• _Exercise requirements_
Write the entries below out again exactly; any picture in them stays out.

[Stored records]
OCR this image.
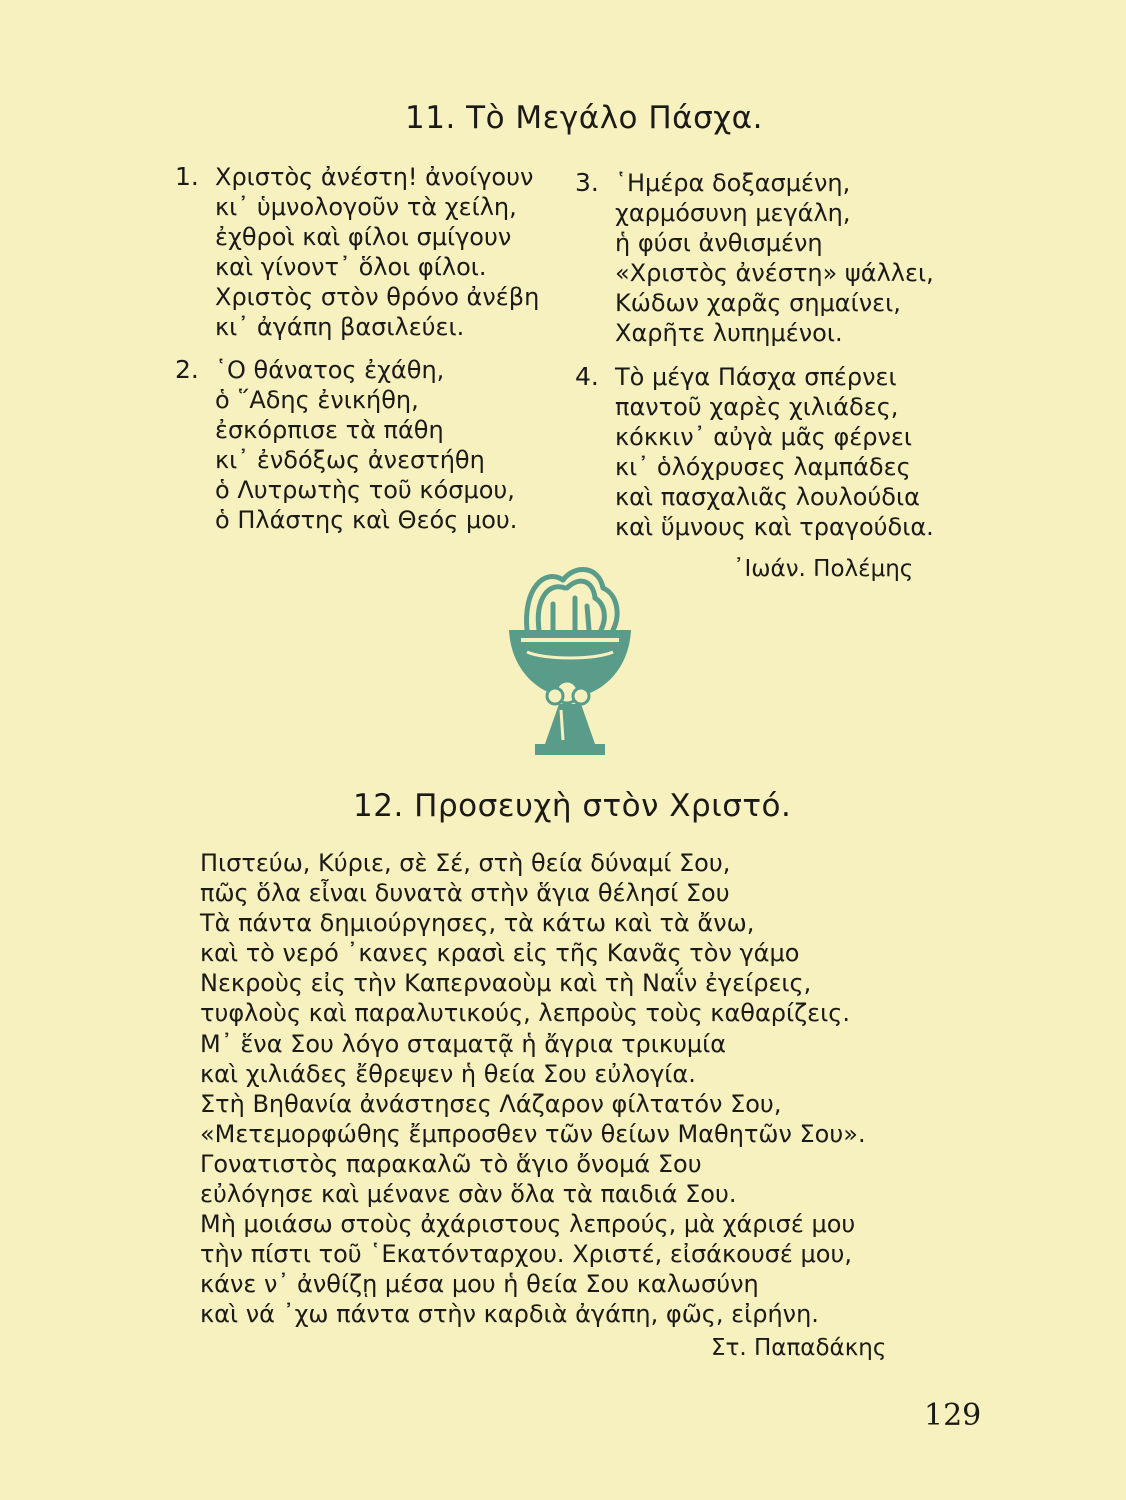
11. Τὸ Μεγάλο Πάσχα.
1. Χριστὸς ἀνέστη! ἀνοίγουν
κι᾽ ὑμνολογοῦν τὰ χείλη,
ἐχθροὶ καὶ φίλοι σμίγουν
καὶ γίνοντ᾽ ὅλοι φίλοι.
Χριστὸς στὸν θρόνο ἀνέβη
κι᾽ ἀγάπη βασιλεύει.
2. ῾Ο θάνατος ἐχάθη,
ὁ ῞Αδης ἐνικήθη,
ἐσκόρπισε τὰ πάθη
κι᾽ ἐνδόξως ἀνεστήθη
ὁ Λυτρωτὴς τοῦ κόσμου,
ὁ Πλάστης καὶ Θεός μου.
3. ῾Ημέρα δοξασμένη,
χαρμόσυνη μεγάλη,
ἡ φύσι ἀνθισμένη
«Χριστὸς ἀνέστη» ψάλλει,
Κώδων χαρᾶς σημαίνει,
Χαρῆτε λυπημένοι.
4. Τὸ μέγα Πάσχα σπέρνει
παντοῦ χαρὲς χιλιάδες,
κόκκιν᾽ αὐγὰ μᾶς φέρνει
κι᾽ ὁλόχρυσες λαμπάδες
καὶ πασχαλιᾶς λουλούδια
καὶ ὕμνους καὶ τραγούδια.
᾽Ιωάν. Πολέμης
12. Προσευχὴ στὸν Χριστό.
Πιστεύω, Κύριε, σὲ Σέ, στὴ θεία δύναμί Σου,
πῶς ὅλα εἶναι δυνατὰ στὴν ἅγια θέλησί Σου
Τὰ πάντα δημιούργησες, τὰ κάτω καὶ τὰ ἄνω,
καὶ τὸ νερό ᾽κανες κρασὶ εἰς τῆς Κανᾶς τὸν γάμο
Νεκροὺς εἰς τὴν Καπερναοὺμ καὶ τὴ Ναΐν ἐγείρεις,
τυφλοὺς καὶ παραλυτικούς, λεπροὺς τοὺς καθαρίζεις.
Μ᾽ ἕνα Σου λόγο σταματᾷ ἡ ἄγρια τρικυμία
καὶ χιλιάδες ἔθρεψεν ἡ θεία Σου εὐλογία.
Στὴ Βηθανία ἀνάστησες Λάζαρον φίλτατόν Σου,
«Μετεμορφώθης ἔμπροσθεν τῶν θείων Μαθητῶν Σου».
Γονατιστὸς παρακαλῶ τὸ ἅγιο ὄνομά Σου
εὐλόγησε καὶ μένανε σὰν ὅλα τὰ παιδιά Σου.
Μὴ μοιάσω στοὺς ἀχάριστους λεπρούς, μὰ χάρισέ μου
τὴν πίστι τοῦ ῾Εκατόνταρχου. Χριστέ, εἰσάκουσέ μου,
κάνε ν᾽ ἀνθίζῃ μέσα μου ἡ θεία Σου καλωσύνη
καὶ νά ᾽χω πάντα στὴν καρδιὰ ἀγάπη, φῶς, εἰρήνη.
Στ. Παπαδάκης
129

• _Output for this exercise_
OCR this image.
11. Τὸ Μεγάλο Πάσχα.
1. Χριστὸς ἀνέστη! ἀνοίγουν
κι᾽ ὑμνολογοῦν τὰ χείλη,
ἐχθροὶ καὶ φίλοι σμίγουν
καὶ γίνοντ᾽ ὅλοι φίλοι.
Χριστὸς στὸν θρόνο ἀνέβη
κι᾽ ἀγάπη βασιλεύει.
2. ῾Ο θάνατος ἐχάθη,
ὁ ῞Αδης ἐνικήθη,
ἐσκόρπισε τὰ πάθη
κι᾽ ἐνδόξως ἀνεστήθη
ὁ Λυτρωτὴς τοῦ κόσμου,
ὁ Πλάστης καὶ Θεός μου.
3. ῾Ημέρα δοξασμένη,
χαρμόσυνη μεγάλη,
ἡ φύσι ἀνθισμένη
«Χριστὸς ἀνέστη» ψάλλει,
Κώδων χαρᾶς σημαίνει,
Χαρῆτε λυπημένοι.
4. Τὸ μέγα Πάσχα σπέρνει
παντοῦ χαρὲς χιλιάδες,
κόκκιν᾽ αὐγὰ μᾶς φέρνει
κι᾽ ὁλόχρυσες λαμπάδες
καὶ πασχαλιᾶς λουλούδια
καὶ ὕμνους καὶ τραγούδια.
᾽Ιωάν. Πολέμης
12. Προσευχὴ στὸν Χριστό.
Πιστεύω, Κύριε, σὲ Σέ, στὴ θεία δύναμί Σου,
πῶς ὅλα εἶναι δυνατὰ στὴν ἅγια θέλησί Σου
Τὰ πάντα δημιούργησες, τὰ κάτω καὶ τὰ ἄνω,
καὶ τὸ νερό ᾽κανες κρασὶ εἰς τῆς Κανᾶς τὸν γάμο
Νεκροὺς εἰς τὴν Καπερναοὺμ καὶ τὴ Ναΐν ἐγείρεις,
τυφλοὺς καὶ παραλυτικούς, λεπροὺς τοὺς καθαρίζεις.
Μ᾽ ἕνα Σου λόγο σταματᾷ ἡ ἄγρια τρικυμία
καὶ χιλιάδες ἔθρεψεν ἡ θεία Σου εὐλογία.
Στὴ Βηθανία ἀνάστησες Λάζαρον φίλτατόν Σου,
«Μετεμορφώθης ἔμπροσθεν τῶν θείων Μαθητῶν Σου».
Γονατιστὸς παρακαλῶ τὸ ἅγιο ὄνομά Σου
εὐλόγησε καὶ μένανε σὰν ὅλα τὰ παιδιά Σου.
Μὴ μοιάσω στοὺς ἀχάριστους λεπρούς, μὰ χάρισέ μου
τὴν πίστι τοῦ ῾Εκατόνταρχου. Χριστέ, εἰσάκουσέ μου,
κάνε ν᾽ ἀνθίζῃ μέσα μου ἡ θεία Σου καλωσύνη
καὶ νά ᾽χω πάντα στὴν καρδιὰ ἀγάπη, φῶς, εἰρήνη.
Στ. Παπαδάκης
129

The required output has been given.